▶ **What is asked**
Print all of the lines exactly. Any picture among them stays out.

>> Start Data shown

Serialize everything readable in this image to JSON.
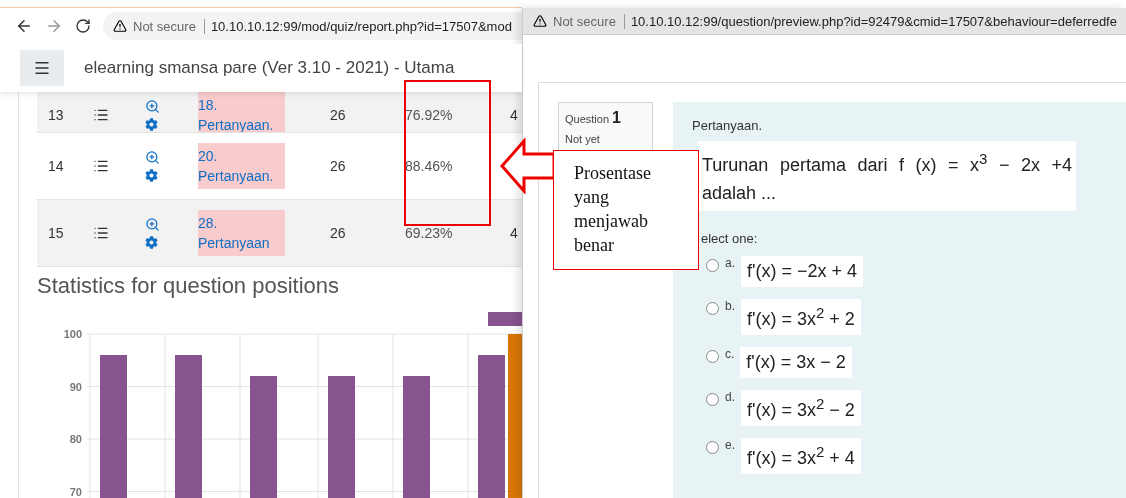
{
  "left_window": {
    "address_bar": {
      "security": "Not secure",
      "url": "10.10.10.12:99/mod/quiz/report.php?id=17507&mod"
    },
    "site_title": "elearning smansa pare (Ver 3.10 - 2021) - Utama",
    "table": {
      "rows": [
        {
          "number": "13",
          "question": "18. Pertanyaan.",
          "attempts": "26",
          "percent": "76.92%",
          "column_7": "4"
        },
        {
          "number": "14",
          "question": "20. Pertanyaan.",
          "attempts": "26",
          "percent": "88.46%"
        },
        {
          "number": "15",
          "question": "28. Pertanyaan",
          "attempts": "26",
          "percent": "69.23%",
          "column_7": "4"
        }
      ]
    },
    "stats_title": "Statistics for question positions",
    "chart_data": {
      "type": "bar",
      "grid": true,
      "ylim": [
        68,
        100
      ],
      "yticks": [
        70,
        80,
        90,
        100
      ],
      "series": [
        {
          "color": "#87548f",
          "values": [
            96,
            96,
            92,
            92,
            92,
            96
          ]
        },
        {
          "color": "#d97706",
          "values": [
            null,
            null,
            null,
            null,
            null,
            100
          ]
        }
      ]
    }
  },
  "right_window": {
    "address_bar": {
      "security": "Not secure",
      "url": "10.10.10.12:99/question/preview.php?id=92479&cmid=17507&behaviour=deferredfe"
    },
    "question_info": {
      "label": "Question",
      "number": "1",
      "state": "Not yet"
    },
    "question_name": "Pertanyaan.",
    "question_text": "Turunan pertama dari f (x) = x$^{3}$ − 2x +4 adalah ...",
    "prompt": "elect one:",
    "options": [
      {
        "letter": "a.",
        "answer": "f'(x) = −2x + 4",
        "selected": false
      },
      {
        "letter": "b.",
        "answer": "f'(x) = 3x$^{2}$ + 2",
        "selected": false
      },
      {
        "letter": "c.",
        "answer": "f'(x) = 3x − 2",
        "selected": false
      },
      {
        "letter": "d.",
        "answer": "f'(x) = 3x$^{2}$ − 2",
        "selected": false
      },
      {
        "letter": "e.",
        "answer": "f'(x) = 3x$^{2}$ + 4",
        "selected": false
      }
    ]
  },
  "annotations": {
    "callout": "Prosentase yang menjawab benar"
  }
}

>> End Data shown

▶ **Answer**
Serialize everything readable in this image to JSON.
{
  "left_window": {
    "address_bar": {
      "security": "Not secure",
      "url": "10.10.10.12:99/mod/quiz/report.php?id=17507&mod"
    },
    "site_title": "elearning smansa pare (Ver 3.10 - 2021) - Utama",
    "table": {
      "rows": [
        {
          "number": "13",
          "question": "18. Pertanyaan.",
          "attempts": "26",
          "percent": "76.92%",
          "column_7": "4"
        },
        {
          "number": "14",
          "question": "20. Pertanyaan.",
          "attempts": "26",
          "percent": "88.46%"
        },
        {
          "number": "15",
          "question": "28. Pertanyaan",
          "attempts": "26",
          "percent": "69.23%",
          "column_7": "4"
        }
      ]
    },
    "stats_title": "Statistics for question positions",
    "chart_data": {
      "type": "bar",
      "grid": true,
      "ylim": [
        68,
        100
      ],
      "yticks": [
        70,
        80,
        90,
        100
      ],
      "series": [
        {
          "color": "#87548f",
          "values": [
            96,
            96,
            92,
            92,
            92,
            96
          ]
        },
        {
          "color": "#d97706",
          "values": [
            null,
            null,
            null,
            null,
            null,
            100
          ]
        }
      ]
    }
  },
  "right_window": {
    "address_bar": {
      "security": "Not secure",
      "url": "10.10.10.12:99/question/preview.php?id=92479&cmid=17507&behaviour=deferredfe"
    },
    "question_info": {
      "label": "Question",
      "number": "1",
      "state": "Not yet"
    },
    "question_name": "Pertanyaan.",
    "question_text": "Turunan pertama dari f (x) = x$^{3}$ − 2x +4 adalah ...",
    "prompt": "elect one:",
    "options": [
      {
        "letter": "a.",
        "answer": "f'(x) = −2x + 4",
        "selected": false
      },
      {
        "letter": "b.",
        "answer": "f'(x) = 3x$^{2}$ + 2",
        "selected": false
      },
      {
        "letter": "c.",
        "answer": "f'(x) = 3x − 2",
        "selected": false
      },
      {
        "letter": "d.",
        "answer": "f'(x) = 3x$^{2}$ − 2",
        "selected": false
      },
      {
        "letter": "e.",
        "answer": "f'(x) = 3x$^{2}$ + 4",
        "selected": false
      }
    ]
  },
  "annotations": {
    "callout": "Prosentase yang menjawab benar"
  }
}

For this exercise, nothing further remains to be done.